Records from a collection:
————
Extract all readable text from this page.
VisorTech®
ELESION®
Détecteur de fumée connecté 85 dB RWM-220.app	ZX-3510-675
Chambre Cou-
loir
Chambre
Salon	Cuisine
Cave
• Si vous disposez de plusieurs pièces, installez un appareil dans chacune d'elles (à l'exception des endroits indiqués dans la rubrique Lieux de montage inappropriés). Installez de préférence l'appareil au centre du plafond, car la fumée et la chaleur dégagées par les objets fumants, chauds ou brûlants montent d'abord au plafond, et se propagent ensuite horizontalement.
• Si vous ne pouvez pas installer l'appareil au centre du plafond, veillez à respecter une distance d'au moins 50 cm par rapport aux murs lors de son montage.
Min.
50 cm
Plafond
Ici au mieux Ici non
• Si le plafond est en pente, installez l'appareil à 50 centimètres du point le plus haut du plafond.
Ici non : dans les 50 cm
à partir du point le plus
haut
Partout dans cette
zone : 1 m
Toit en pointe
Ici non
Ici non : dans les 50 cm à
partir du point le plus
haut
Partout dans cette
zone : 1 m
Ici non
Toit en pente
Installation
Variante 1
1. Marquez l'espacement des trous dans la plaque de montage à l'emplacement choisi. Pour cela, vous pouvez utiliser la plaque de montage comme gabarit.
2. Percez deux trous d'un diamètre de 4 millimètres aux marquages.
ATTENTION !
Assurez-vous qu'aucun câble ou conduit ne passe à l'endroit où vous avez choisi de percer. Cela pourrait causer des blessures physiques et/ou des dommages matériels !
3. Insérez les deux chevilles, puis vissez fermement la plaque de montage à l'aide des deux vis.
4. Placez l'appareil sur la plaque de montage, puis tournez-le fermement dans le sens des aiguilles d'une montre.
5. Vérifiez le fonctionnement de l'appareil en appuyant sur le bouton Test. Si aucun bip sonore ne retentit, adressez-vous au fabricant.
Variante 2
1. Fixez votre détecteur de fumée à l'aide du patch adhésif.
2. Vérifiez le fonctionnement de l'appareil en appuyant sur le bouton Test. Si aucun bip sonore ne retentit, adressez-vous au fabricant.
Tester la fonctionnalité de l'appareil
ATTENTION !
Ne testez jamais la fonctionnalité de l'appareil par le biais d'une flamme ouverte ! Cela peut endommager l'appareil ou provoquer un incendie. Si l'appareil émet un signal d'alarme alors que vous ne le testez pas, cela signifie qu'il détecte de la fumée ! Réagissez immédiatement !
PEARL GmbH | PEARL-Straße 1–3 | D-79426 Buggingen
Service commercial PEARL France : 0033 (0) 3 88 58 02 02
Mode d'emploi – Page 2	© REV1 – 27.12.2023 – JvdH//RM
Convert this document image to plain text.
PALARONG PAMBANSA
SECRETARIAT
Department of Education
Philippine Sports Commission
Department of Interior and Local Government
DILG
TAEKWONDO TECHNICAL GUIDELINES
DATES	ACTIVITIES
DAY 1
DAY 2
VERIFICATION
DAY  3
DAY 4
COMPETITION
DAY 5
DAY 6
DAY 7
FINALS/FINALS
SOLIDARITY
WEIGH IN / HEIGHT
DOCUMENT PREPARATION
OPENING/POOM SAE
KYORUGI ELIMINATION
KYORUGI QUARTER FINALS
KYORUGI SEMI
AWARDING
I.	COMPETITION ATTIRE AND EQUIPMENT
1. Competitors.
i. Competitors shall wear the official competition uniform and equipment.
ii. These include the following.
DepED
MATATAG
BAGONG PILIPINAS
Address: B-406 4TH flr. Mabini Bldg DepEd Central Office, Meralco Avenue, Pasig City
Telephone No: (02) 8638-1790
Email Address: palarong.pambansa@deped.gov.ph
————
Transcribe the material above word for word.

Extract all readable text from this page.
VisorTech®
ELESION®
Détecteur de fumée connecté 85 dB RWM-220.app	ZX-3510-675
Chambre Cou-
loir
Chambre
Salon	Cuisine
Cave
• Si vous disposez de plusieurs pièces, installez un appareil dans chacune d'elles (à l'exception des endroits indiqués dans la rubrique Lieux de montage inappropriés). Installez de préférence l'appareil au centre du plafond, car la fumée et la chaleur dégagées par les objets fumants, chauds ou brûlants montent d'abord au plafond, et se propagent ensuite horizontalement.
• Si vous ne pouvez pas installer l'appareil au centre du plafond, veillez à respecter une distance d'au moins 50 cm par rapport aux murs lors de son montage.
Min.
50 cm
Plafond
Ici au mieux Ici non
• Si le plafond est en pente, installez l'appareil à 50 centimètres du point le plus haut du plafond.
Ici non : dans les 50 cm
à partir du point le plus
haut
Partout dans cette
zone : 1 m
Toit en pointe
Ici non
Ici non : dans les 50 cm à
partir du point le plus
haut
Partout dans cette
zone : 1 m
Ici non
Toit en pente
Installation
Variante 1
1. Marquez l'espacement des trous dans la plaque de montage à l'emplacement choisi. Pour cela, vous pouvez utiliser la plaque de montage comme gabarit.
2. Percez deux trous d'un diamètre de 4 millimètres aux marquages.
ATTENTION !
Assurez-vous qu'aucun câble ou conduit ne passe à l'endroit où vous avez choisi de percer. Cela pourrait causer des blessures physiques et/ou des dommages matériels !
3. Insérez les deux chevilles, puis vissez fermement la plaque de montage à l'aide des deux vis.
4. Placez l'appareil sur la plaque de montage, puis tournez-le fermement dans le sens des aiguilles d'une montre.
5. Vérifiez le fonctionnement de l'appareil en appuyant sur le bouton Test. Si aucun bip sonore ne retentit, adressez-vous au fabricant.
Variante 2
1. Fixez votre détecteur de fumée à l'aide du patch adhésif.
2. Vérifiez le fonctionnement de l'appareil en appuyant sur le bouton Test. Si aucun bip sonore ne retentit, adressez-vous au fabricant.
Tester la fonctionnalité de l'appareil
ATTENTION !
Ne testez jamais la fonctionnalité de l'appareil par le biais d'une flamme ouverte ! Cela peut endommager l'appareil ou provoquer un incendie. Si l'appareil émet un signal d'alarme alors que vous ne le testez pas, cela signifie qu'il détecte de la fumée ! Réagissez immédiatement !
PEARL GmbH | PEARL-Straße 1–3 | D-79426 Buggingen
Service commercial PEARL France : 0033 (0) 3 88 58 02 02
Mode d'emploi – Page 2	© REV1 – 27.12.2023 – JvdH//RM
Convert this document image to plain text.
PALARONG PAMBANSA
SECRETARIAT
Department of Education
Philippine Sports Commission
Department of Interior and Local Government
DILG
TAEKWONDO TECHNICAL GUIDELINES
DATES	ACTIVITIES
DAY 1
DAY 2
VERIFICATION
DAY  3
DAY 4
COMPETITION
DAY 5
DAY 6
DAY 7
FINALS/FINALS
SOLIDARITY
WEIGH IN / HEIGHT
DOCUMENT PREPARATION
OPENING/POOM SAE
KYORUGI ELIMINATION
KYORUGI QUARTER FINALS
KYORUGI SEMI
AWARDING
I.	COMPETITION ATTIRE AND EQUIPMENT
1. Competitors.
i. Competitors shall wear the official competition uniform and equipment.
ii. These include the following.
DepED
MATATAG
BAGONG PILIPINAS
Address: B-406 4TH flr. Mabini Bldg DepEd Central Office, Meralco Avenue, Pasig City
Telephone No: (02) 8638-1790
Email Address: palarong.pambansa@deped.gov.ph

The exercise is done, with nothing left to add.